● **WHAT THE TASK ASKS**: Find all the lines with "contained" and gather them.

● **TASK DATA**:
--------------------------------------------------
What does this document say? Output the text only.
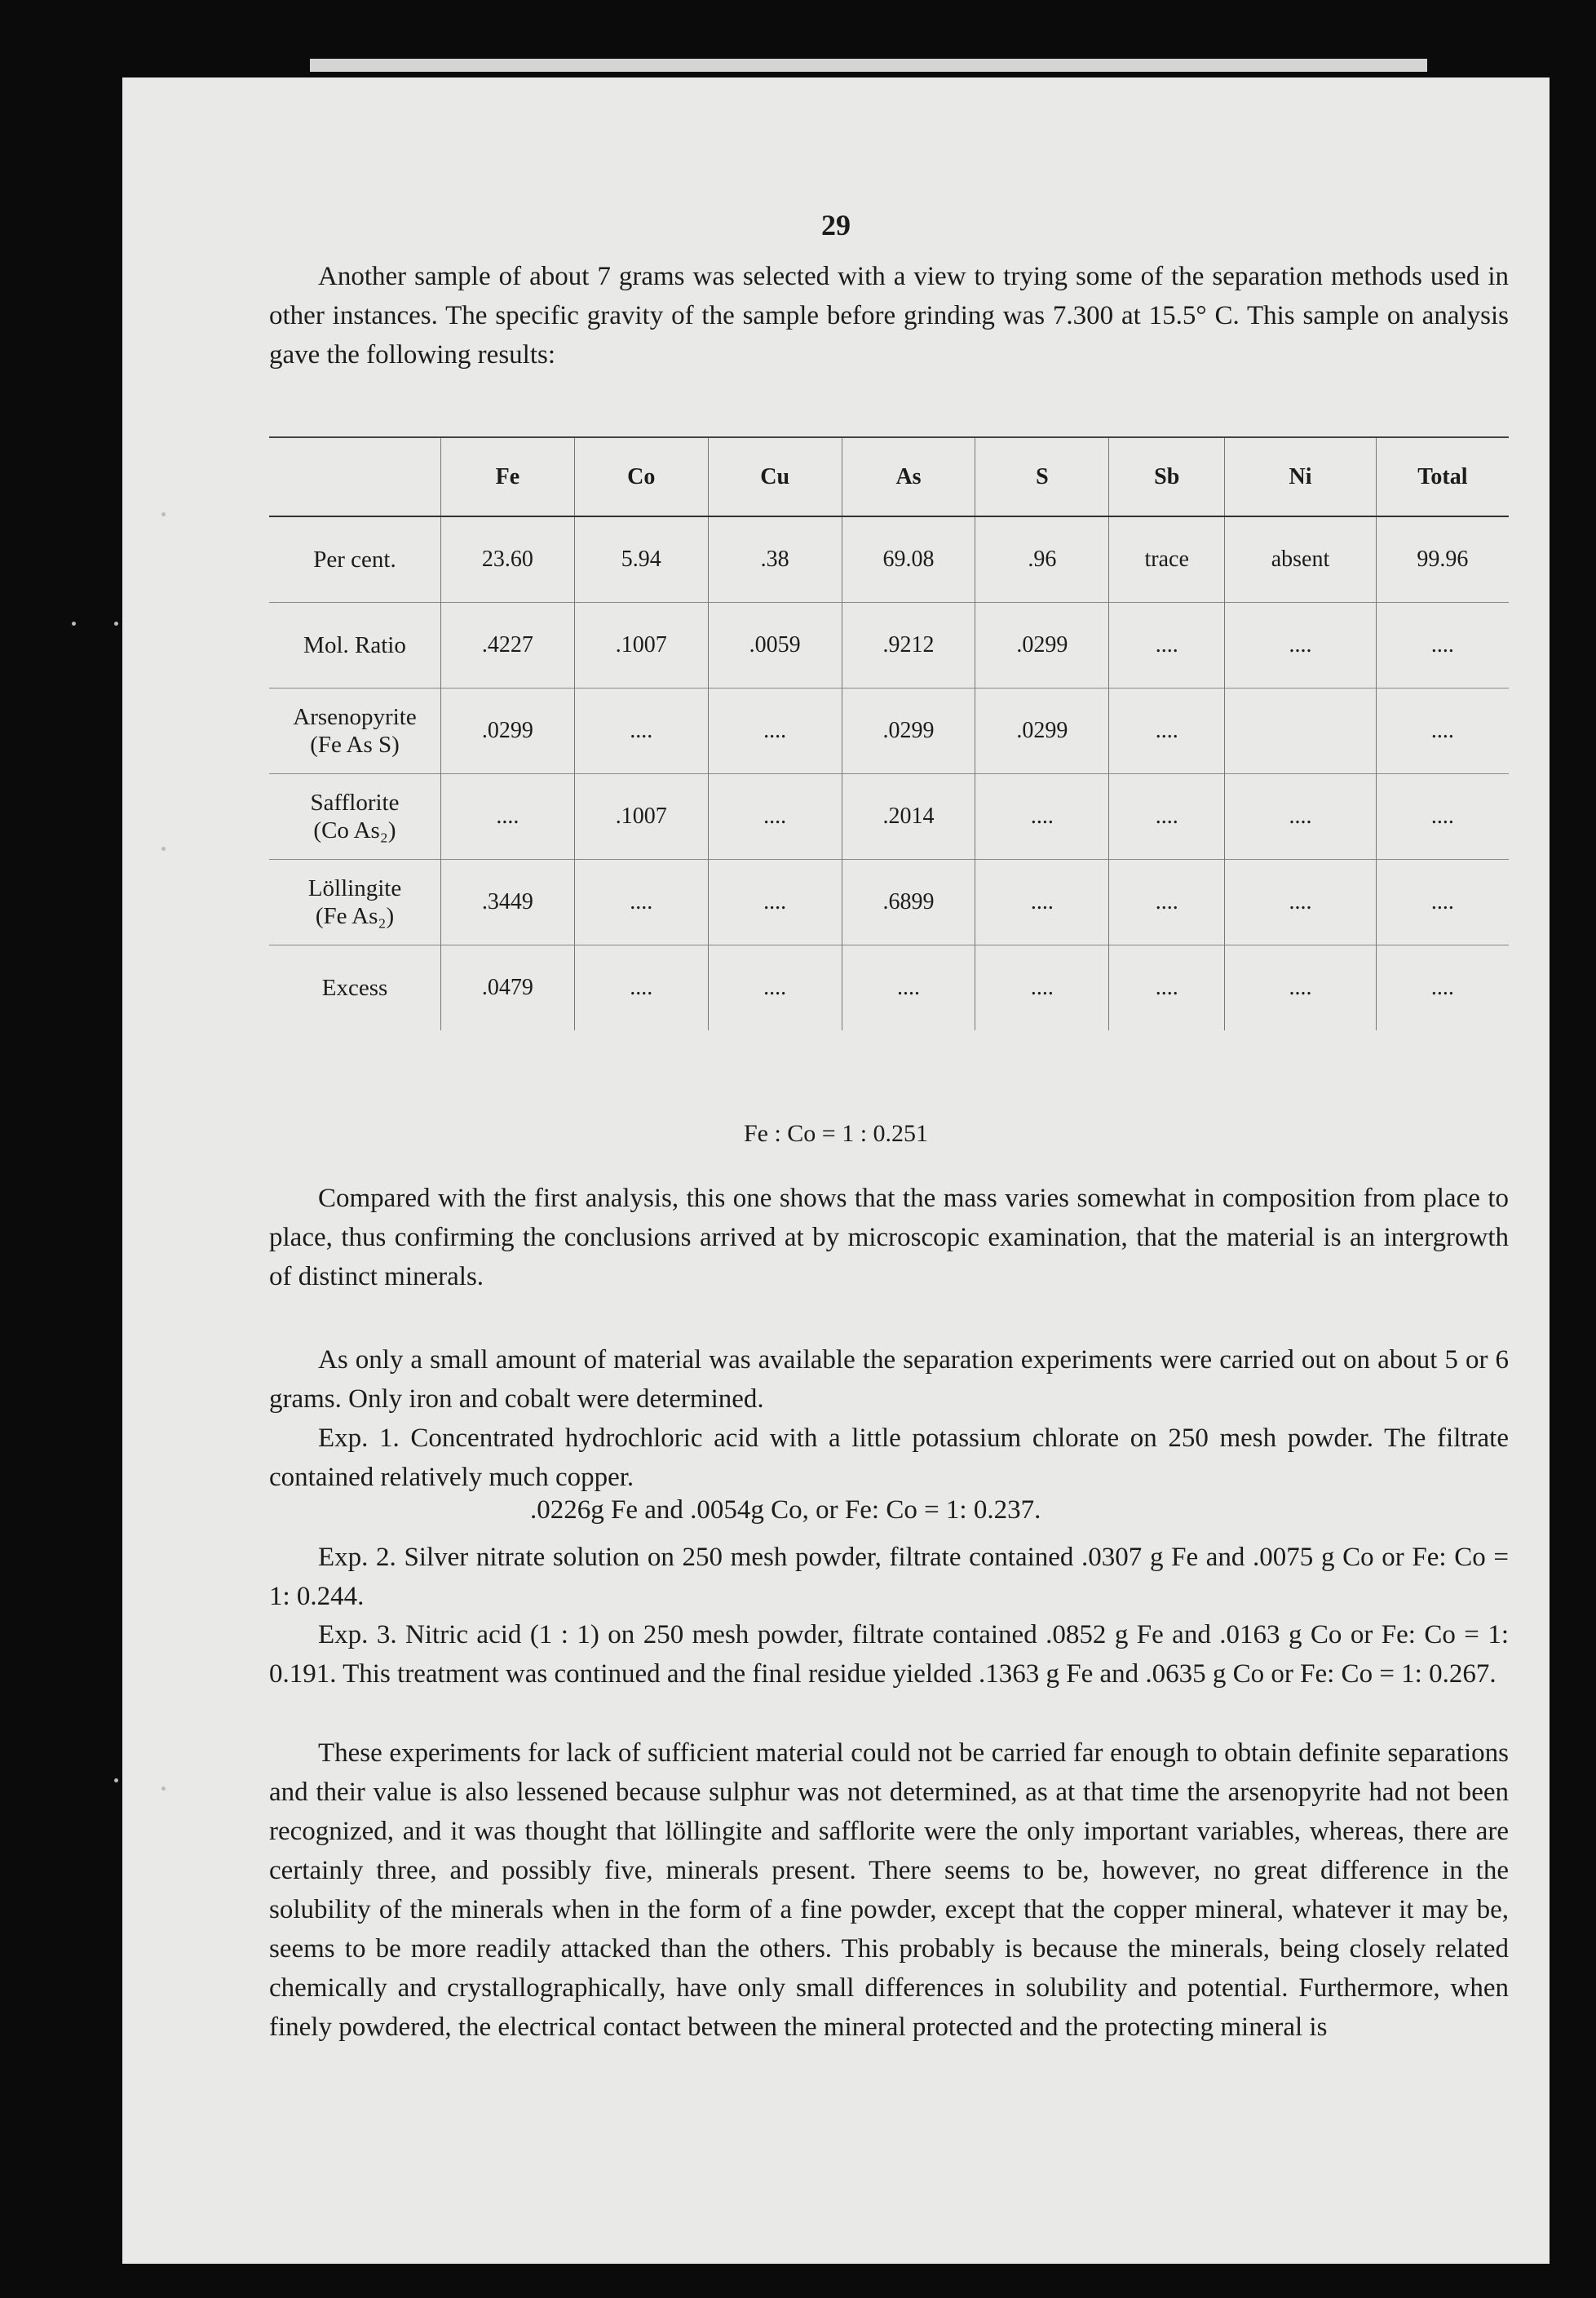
29

Another sample of about 7 grams was selected with a view to trying some of the separation methods used in other instances. The specific gravity of the sample before grinding was 7.300 at 15.5° C. This sample on analysis gave the following results:

	Fe	Co	Cu	As	S	Sb	Ni	Total
Per cent.	23.60	5.94	.38	69.08	.96	trace	absent	99.96
Mol. Ratio	.4227	.1007	.0059	.9212	.0299	....	....	....
Arsenopyrite
(Fe As S)	.0299	....	....	.0299	.0299	....		....
Safflorite
(Co As₂)	....	.1007	....	.2014	....	....	....	....
Löllingite
(Fe As₂)	.3449	....	....	.6899	....	....	....	....
Excess	.0479	....	....	....	....	....	....	....
Fe : Co = 1 : 0.251

Compared with the first analysis, this one shows that the mass varies somewhat in composition from place to place, thus confirming the conclusions arrived at by microscopic examination, that the material is an intergrowth of distinct minerals.

As only a small amount of material was available the separation experiments were carried out on about 5 or 6 grams. Only iron and cobalt were determined.

Exp. 1. Concentrated hydrochloric acid with a little potassium chlorate on 250 mesh powder. The filtrate contained relatively much copper.

.0226g Fe and .0054g Co, or Fe: Co = 1: 0.237.

Exp. 2. Silver nitrate solution on 250 mesh powder, filtrate contained .0307 g Fe and .0075 g Co or Fe: Co = 1: 0.244.

Exp. 3. Nitric acid (1 : 1) on 250 mesh powder, filtrate contained .0852 g Fe and .0163 g Co or Fe: Co = 1: 0.191. This treatment was continued and the final residue yielded .1363 g Fe and .0635 g Co or Fe: Co = 1: 0.267.

These experiments for lack of sufficient material could not be carried far enough to obtain definite separations and their value is also lessened because sulphur was not determined, as at that time the arsenopyrite had not been recognized, and it was thought that löllingite and safflorite were the only important variables, whereas, there are certainly three, and possibly five, minerals present. There seems to be, however, no great difference in the solubility of the minerals when in the form of a fine powder, except that the copper mineral, whatever it may be, seems to be more readily attacked than the others. This probably is because the minerals, being closely related chemically and crystallographically, have only small differences in solubility and potential. Furthermore, when finely powdered, the electrical contact between the mineral protected and the protecting mineral is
--------------------------------------------------
● **THE SOLUTION**:
Exp. 1. Concentrated hydrochloric acid with a little potassium chlorate on 250 mesh powder. The filtrate contained relatively much copper.
Exp. 2. Silver nitrate solution on 250 mesh powder, filtrate contained .0307 g Fe and .0075 g Co or Fe: Co = 1: 0.244.
Exp. 3. Nitric acid (1 : 1) on 250 mesh powder, filtrate contained .0852 g Fe and .0163 g Co or Fe: Co = 1: 0.191. This treatment was continued and the final residue yielded .1363 g Fe and .0635 g Co or Fe: Co = 1: 0.267.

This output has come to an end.